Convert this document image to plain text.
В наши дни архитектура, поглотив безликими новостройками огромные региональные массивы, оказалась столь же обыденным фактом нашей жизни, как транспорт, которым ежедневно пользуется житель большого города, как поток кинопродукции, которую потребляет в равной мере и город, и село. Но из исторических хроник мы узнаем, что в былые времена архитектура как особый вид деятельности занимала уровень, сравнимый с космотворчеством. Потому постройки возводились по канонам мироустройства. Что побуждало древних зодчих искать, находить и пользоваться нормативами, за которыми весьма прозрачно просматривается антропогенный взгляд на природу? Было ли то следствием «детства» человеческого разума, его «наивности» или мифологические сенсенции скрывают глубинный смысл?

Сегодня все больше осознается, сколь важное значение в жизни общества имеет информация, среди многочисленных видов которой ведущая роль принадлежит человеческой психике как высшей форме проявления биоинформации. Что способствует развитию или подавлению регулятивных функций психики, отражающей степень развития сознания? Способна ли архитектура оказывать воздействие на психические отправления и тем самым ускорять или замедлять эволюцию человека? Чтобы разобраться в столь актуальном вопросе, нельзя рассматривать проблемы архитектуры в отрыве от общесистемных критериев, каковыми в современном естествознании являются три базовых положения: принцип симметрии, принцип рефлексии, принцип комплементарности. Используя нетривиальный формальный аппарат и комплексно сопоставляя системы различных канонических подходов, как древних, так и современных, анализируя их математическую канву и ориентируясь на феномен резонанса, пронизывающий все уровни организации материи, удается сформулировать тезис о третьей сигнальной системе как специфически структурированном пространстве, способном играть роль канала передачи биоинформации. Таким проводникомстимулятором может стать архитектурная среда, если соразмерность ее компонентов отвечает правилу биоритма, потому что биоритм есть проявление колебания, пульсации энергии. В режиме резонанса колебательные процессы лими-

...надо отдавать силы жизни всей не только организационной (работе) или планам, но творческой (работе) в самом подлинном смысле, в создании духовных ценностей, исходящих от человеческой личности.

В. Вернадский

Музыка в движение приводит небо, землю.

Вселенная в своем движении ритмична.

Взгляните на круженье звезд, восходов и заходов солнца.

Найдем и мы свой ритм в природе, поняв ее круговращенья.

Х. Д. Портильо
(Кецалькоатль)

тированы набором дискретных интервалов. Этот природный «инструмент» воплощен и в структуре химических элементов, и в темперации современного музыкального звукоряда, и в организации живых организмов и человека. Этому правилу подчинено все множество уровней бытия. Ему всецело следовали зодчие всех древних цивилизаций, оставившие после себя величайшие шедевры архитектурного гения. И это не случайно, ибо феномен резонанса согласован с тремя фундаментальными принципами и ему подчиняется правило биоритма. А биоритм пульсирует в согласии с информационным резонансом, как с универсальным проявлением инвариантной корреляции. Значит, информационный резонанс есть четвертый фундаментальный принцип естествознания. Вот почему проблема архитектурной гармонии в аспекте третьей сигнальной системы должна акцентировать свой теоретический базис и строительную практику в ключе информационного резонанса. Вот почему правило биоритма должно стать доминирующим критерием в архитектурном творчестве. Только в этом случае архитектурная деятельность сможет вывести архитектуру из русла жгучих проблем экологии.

■ ■ ■ ■ ■

# SHORT PROBLEM
Reproduce all the records precisely.

# REPLY
Convert this document image to plain text.
В наши дни архитектура, поглотив безликими новостройками огромные региональные массивы, оказалась столь же обыденным фактом нашей жизни, как транспорт, которым ежедневно пользуется житель большого города, как поток кинопродукции, которую потребляет в равной мере и город, и село. Но из исторических хроник мы узнаем, что в былые времена архитектура как особый вид деятельности занимала уровень, сравнимый с космотворчеством. Потому постройки возводились по канонам мироустройства. Что побуждало древних зодчих искать, находить и пользоваться нормативами, за которыми весьма прозрачно просматривается антропогенный взгляд на природу? Было ли то следствием «детства» человеческого разума, его «наивности» или мифологические сенсенции скрывают глубинный смысл?

Сегодня все больше осознается, сколь важное значение в жизни общества имеет информация, среди многочисленных видов которой ведущая роль принадлежит человеческой психике как высшей форме проявления биоинформации. Что способствует развитию или подавлению регулятивных функций психики, отражающей степень развития сознания? Способна ли архитектура оказывать воздействие на психические отправления и тем самым ускорять или замедлять эволюцию человека? Чтобы разобраться в столь актуальном вопросе, нельзя рассматривать проблемы архитектуры в отрыве от общесистемных критериев, каковыми в современном естествознании являются три базовых положения: принцип симметрии, принцип рефлексии, принцип комплементарности. Используя нетривиальный формальный аппарат и комплексно сопоставляя системы различных канонических подходов, как древних, так и современных, анализируя их математическую канву и ориентируясь на феномен резонанса, пронизывающий все уровни организации материи, удается сформулировать тезис о третьей сигнальной системе как специфически структурированном пространстве, способном играть роль канала передачи биоинформации. Таким проводникомстимулятором может стать архитектурная среда, если соразмерность ее компонентов отвечает правилу биоритма, потому что биоритм есть проявление колебания, пульсации энергии. В режиме резонанса колебательные процессы лими-

...надо отдавать силы жизни всей не только организационной (работе) или планам, но творческой (работе) в самом подлинном смысле, в создании духовных ценностей, исходящих от человеческой личности.

В. Вернадский

Музыка в движение приводит небо, землю.

Вселенная в своем движении ритмична.

Взгляните на круженье звезд, восходов и заходов солнца.

Найдем и мы свой ритм в природе, поняв ее круговращенья.

Х. Д. Портильо
(Кецалькоатль)

тированы набором дискретных интервалов. Этот природный «инструмент» воплощен и в структуре химических элементов, и в темперации современного музыкального звукоряда, и в организации живых организмов и человека. Этому правилу подчинено все множество уровней бытия. Ему всецело следовали зодчие всех древних цивилизаций, оставившие после себя величайшие шедевры архитектурного гения. И это не случайно, ибо феномен резонанса согласован с тремя фундаментальными принципами и ему подчиняется правило биоритма. А биоритм пульсирует в согласии с информационным резонансом, как с универсальным проявлением инвариантной корреляции. Значит, информационный резонанс есть четвертый фундаментальный принцип естествознания. Вот почему проблема архитектурной гармонии в аспекте третьей сигнальной системы должна акцентировать свой теоретический базис и строительную практику в ключе информационного резонанса. Вот почему правило биоритма должно стать доминирующим критерием в архитектурном творчестве. Только в этом случае архитектурная деятельность сможет вывести архитектуру из русла жгучих проблем экологии.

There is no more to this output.